■ **SET PROBLEM**: Identify the lines bearing the string "Liège" and gather them.

■ **RECORDS FOR THIS EXERCISE**:

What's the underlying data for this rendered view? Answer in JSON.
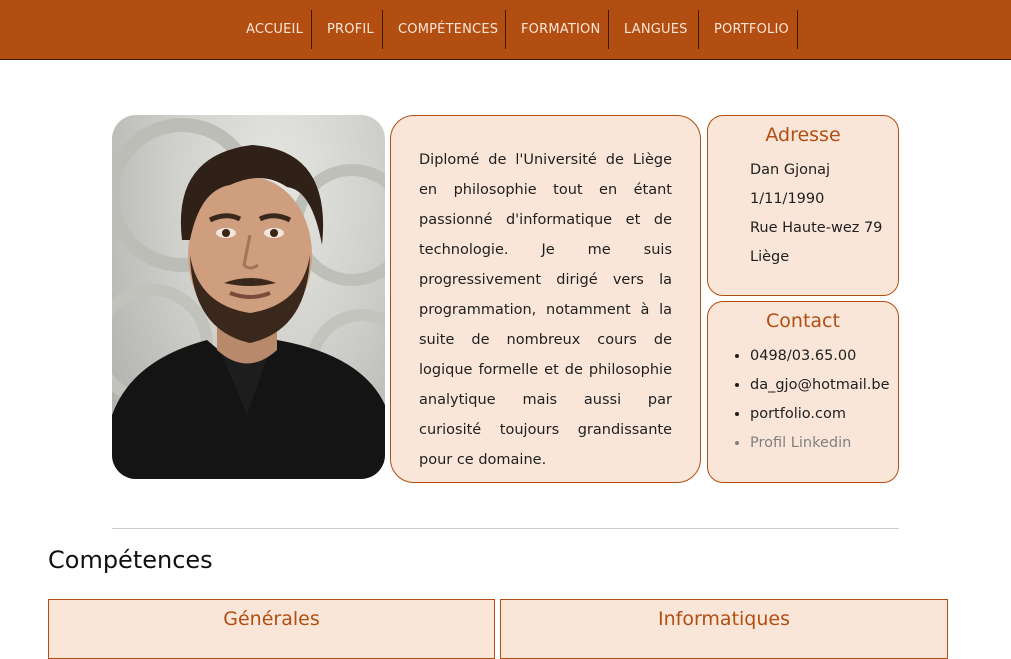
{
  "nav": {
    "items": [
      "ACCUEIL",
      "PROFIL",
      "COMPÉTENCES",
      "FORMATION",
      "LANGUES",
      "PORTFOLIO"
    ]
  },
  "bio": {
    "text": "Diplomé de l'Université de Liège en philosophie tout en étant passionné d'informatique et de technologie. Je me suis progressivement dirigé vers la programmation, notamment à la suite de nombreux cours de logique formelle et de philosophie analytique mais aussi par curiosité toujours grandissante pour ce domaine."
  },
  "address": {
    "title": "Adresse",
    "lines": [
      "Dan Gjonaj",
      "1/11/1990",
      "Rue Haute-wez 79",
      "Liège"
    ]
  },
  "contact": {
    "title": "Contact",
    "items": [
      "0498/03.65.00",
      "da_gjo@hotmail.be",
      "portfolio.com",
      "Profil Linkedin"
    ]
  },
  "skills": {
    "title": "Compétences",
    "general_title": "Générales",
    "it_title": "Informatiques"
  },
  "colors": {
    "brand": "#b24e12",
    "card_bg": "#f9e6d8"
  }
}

■ **FINAL ANSWER**:
    "text": "Diplomé de l'Université de Liège en philosophie tout en étant passionné d'informatique et de technologie. Je me suis progressivement dirigé vers la programmation, notamment à la suite de nombreux cours de logique formelle et de philosophie analytique mais aussi par curiosité toujours grandissante pour ce domaine."
      "Liège"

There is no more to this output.